## Task
Single out the lines of the material that contain "pulleys" and copy them.

## Dataset content

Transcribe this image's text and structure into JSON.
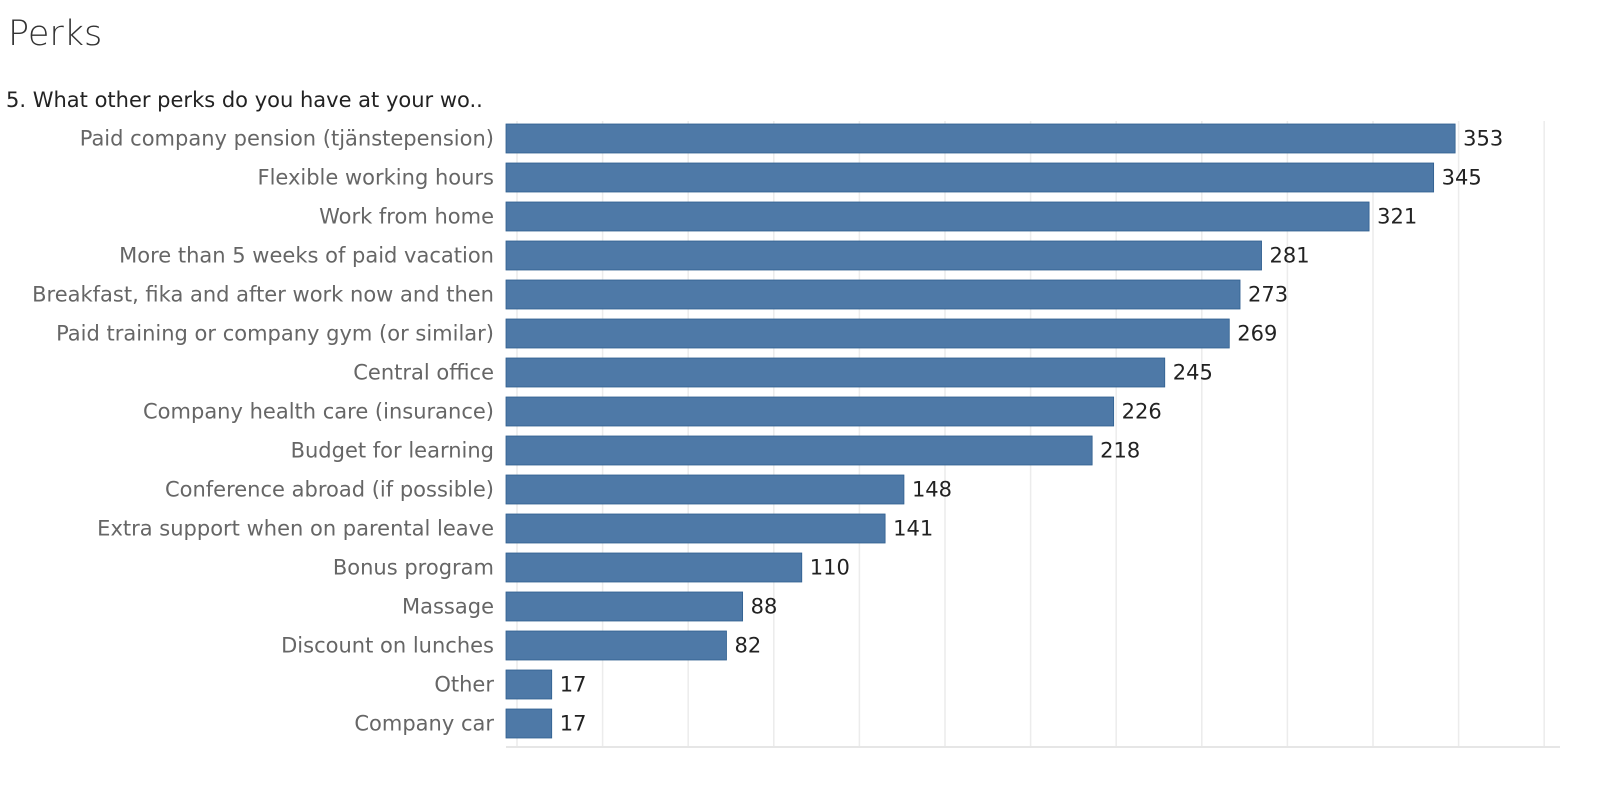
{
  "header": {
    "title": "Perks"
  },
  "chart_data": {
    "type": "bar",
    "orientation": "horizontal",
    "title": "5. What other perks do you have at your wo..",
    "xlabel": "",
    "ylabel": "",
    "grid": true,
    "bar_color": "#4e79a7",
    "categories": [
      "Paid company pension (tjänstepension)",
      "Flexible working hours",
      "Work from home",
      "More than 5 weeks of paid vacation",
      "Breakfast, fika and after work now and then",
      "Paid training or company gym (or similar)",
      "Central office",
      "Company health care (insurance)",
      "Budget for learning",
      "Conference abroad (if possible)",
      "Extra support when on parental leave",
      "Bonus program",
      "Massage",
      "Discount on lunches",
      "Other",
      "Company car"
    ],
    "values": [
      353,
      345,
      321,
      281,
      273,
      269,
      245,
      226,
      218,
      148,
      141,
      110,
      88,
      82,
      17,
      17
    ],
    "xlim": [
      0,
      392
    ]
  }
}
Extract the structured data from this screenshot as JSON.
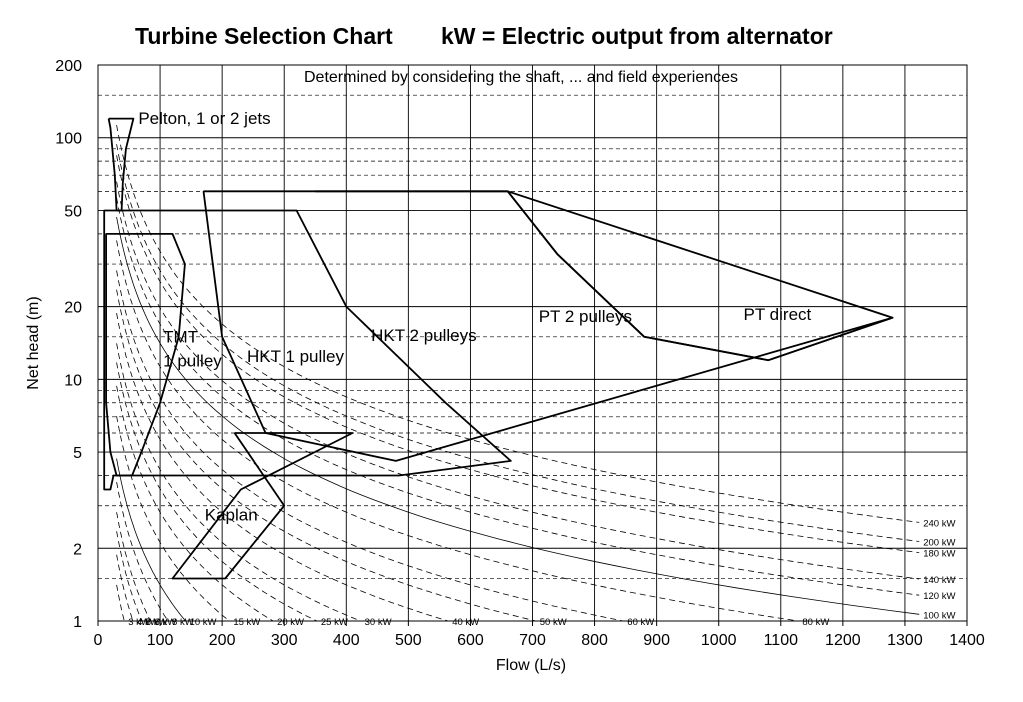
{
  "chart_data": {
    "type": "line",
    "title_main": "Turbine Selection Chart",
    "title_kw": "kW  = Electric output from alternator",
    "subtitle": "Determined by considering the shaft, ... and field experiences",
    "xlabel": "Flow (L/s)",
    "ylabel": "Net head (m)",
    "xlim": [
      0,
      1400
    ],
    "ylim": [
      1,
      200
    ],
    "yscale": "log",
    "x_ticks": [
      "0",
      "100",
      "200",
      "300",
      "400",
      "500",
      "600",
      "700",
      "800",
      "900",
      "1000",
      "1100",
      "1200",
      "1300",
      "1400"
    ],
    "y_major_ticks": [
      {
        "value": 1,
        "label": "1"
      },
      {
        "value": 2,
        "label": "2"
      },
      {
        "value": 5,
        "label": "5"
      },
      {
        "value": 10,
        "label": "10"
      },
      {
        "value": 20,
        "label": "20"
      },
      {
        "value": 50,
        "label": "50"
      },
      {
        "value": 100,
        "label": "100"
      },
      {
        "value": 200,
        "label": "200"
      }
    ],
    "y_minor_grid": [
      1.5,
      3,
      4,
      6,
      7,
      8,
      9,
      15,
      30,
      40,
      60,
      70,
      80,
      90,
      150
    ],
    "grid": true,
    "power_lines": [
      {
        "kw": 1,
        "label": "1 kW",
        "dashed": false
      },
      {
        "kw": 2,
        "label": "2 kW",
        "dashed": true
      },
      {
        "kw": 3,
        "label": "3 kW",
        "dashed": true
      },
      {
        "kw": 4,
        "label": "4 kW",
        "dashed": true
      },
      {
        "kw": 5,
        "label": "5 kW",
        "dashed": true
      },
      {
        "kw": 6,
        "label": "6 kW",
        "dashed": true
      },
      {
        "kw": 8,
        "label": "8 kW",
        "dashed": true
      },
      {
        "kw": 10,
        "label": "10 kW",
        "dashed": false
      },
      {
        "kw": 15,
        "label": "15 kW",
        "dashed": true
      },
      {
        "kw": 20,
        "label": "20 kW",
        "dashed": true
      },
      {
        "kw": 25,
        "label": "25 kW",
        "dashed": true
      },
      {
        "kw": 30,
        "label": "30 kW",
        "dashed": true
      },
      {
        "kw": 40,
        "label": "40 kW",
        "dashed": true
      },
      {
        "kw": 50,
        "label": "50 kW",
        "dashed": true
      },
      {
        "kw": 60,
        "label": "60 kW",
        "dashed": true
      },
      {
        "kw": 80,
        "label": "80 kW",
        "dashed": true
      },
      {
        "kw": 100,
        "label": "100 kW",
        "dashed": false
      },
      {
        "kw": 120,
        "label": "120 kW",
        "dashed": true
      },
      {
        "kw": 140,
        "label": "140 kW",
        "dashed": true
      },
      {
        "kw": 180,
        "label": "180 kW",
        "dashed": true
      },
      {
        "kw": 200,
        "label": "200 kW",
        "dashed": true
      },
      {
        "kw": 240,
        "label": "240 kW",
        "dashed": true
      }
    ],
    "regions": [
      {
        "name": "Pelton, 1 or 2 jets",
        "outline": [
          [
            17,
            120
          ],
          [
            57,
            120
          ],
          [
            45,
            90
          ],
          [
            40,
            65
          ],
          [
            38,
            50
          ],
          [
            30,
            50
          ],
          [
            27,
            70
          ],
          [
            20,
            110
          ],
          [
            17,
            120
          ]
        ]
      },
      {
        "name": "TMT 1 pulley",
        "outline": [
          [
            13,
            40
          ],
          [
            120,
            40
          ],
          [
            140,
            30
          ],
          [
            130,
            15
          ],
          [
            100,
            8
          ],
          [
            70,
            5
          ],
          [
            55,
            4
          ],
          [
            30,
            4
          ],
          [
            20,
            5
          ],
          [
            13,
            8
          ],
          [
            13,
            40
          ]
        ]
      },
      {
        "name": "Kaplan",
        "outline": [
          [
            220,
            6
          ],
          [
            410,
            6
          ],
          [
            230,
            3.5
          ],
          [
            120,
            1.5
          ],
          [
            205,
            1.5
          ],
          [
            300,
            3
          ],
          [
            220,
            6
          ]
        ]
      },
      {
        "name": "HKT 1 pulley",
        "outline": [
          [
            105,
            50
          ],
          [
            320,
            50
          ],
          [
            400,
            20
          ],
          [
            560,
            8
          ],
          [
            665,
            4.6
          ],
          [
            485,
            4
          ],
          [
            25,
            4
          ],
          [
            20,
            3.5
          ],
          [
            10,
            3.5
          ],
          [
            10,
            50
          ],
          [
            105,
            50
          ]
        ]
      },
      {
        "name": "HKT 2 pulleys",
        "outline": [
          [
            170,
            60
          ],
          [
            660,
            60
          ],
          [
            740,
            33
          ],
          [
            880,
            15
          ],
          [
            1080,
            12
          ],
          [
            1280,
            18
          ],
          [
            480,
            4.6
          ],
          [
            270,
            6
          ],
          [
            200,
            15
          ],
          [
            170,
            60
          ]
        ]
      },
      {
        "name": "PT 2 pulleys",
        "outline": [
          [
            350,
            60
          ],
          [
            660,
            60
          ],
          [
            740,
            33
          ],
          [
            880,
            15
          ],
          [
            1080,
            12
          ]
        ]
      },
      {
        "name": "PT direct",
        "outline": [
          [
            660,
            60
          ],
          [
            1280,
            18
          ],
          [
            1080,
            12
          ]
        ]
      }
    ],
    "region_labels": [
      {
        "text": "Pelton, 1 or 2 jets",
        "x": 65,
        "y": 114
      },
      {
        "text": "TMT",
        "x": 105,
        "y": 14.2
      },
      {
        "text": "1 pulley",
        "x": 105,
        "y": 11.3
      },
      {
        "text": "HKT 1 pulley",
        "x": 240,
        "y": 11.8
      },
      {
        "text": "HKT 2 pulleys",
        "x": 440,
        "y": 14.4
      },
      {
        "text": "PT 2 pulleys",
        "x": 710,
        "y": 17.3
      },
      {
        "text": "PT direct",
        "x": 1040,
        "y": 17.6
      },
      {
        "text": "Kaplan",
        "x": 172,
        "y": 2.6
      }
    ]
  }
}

## Solution for this task
        "name": "HKT 2 pulleys",
        "name": "PT 2 pulleys",
        "text": "HKT 2 pulleys",
        "text": "PT 2 pulleys",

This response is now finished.